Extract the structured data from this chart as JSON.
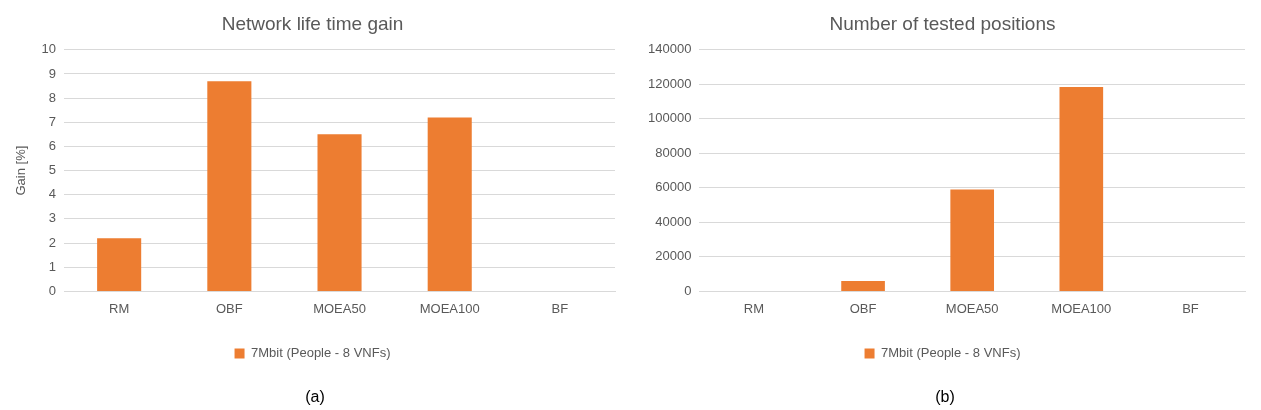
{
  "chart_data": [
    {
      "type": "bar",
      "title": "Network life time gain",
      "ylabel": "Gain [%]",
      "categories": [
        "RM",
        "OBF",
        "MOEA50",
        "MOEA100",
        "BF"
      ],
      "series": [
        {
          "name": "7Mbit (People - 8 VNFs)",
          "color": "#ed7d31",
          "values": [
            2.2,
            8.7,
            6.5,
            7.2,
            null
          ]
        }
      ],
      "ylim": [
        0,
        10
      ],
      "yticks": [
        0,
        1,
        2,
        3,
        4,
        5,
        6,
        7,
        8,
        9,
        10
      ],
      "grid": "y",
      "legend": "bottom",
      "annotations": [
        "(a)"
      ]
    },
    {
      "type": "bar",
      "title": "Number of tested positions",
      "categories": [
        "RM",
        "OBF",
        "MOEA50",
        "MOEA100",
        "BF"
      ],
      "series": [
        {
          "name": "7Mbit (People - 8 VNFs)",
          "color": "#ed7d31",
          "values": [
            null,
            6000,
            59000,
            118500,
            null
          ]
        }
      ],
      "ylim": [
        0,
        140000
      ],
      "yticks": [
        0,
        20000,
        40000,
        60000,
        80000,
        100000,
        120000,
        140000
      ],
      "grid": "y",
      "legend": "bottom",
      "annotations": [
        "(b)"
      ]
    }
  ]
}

* * *

* _AIM_
Copy the material above in full and exactly, skipping pictures.

* _THE RESULT_
Extract the structured data from this chart as JSON.
{
  "chart_data": [
    {
      "type": "bar",
      "title": "Network life time gain",
      "ylabel": "Gain [%]",
      "categories": [
        "RM",
        "OBF",
        "MOEA50",
        "MOEA100",
        "BF"
      ],
      "series": [
        {
          "name": "7Mbit (People - 8 VNFs)",
          "color": "#ed7d31",
          "values": [
            2.2,
            8.7,
            6.5,
            7.2,
            null
          ]
        }
      ],
      "ylim": [
        0,
        10
      ],
      "yticks": [
        0,
        1,
        2,
        3,
        4,
        5,
        6,
        7,
        8,
        9,
        10
      ],
      "grid": "y",
      "legend": "bottom",
      "annotations": [
        "(a)"
      ]
    },
    {
      "type": "bar",
      "title": "Number of tested positions",
      "categories": [
        "RM",
        "OBF",
        "MOEA50",
        "MOEA100",
        "BF"
      ],
      "series": [
        {
          "name": "7Mbit (People - 8 VNFs)",
          "color": "#ed7d31",
          "values": [
            null,
            6000,
            59000,
            118500,
            null
          ]
        }
      ],
      "ylim": [
        0,
        140000
      ],
      "yticks": [
        0,
        20000,
        40000,
        60000,
        80000,
        100000,
        120000,
        140000
      ],
      "grid": "y",
      "legend": "bottom",
      "annotations": [
        "(b)"
      ]
    }
  ]
}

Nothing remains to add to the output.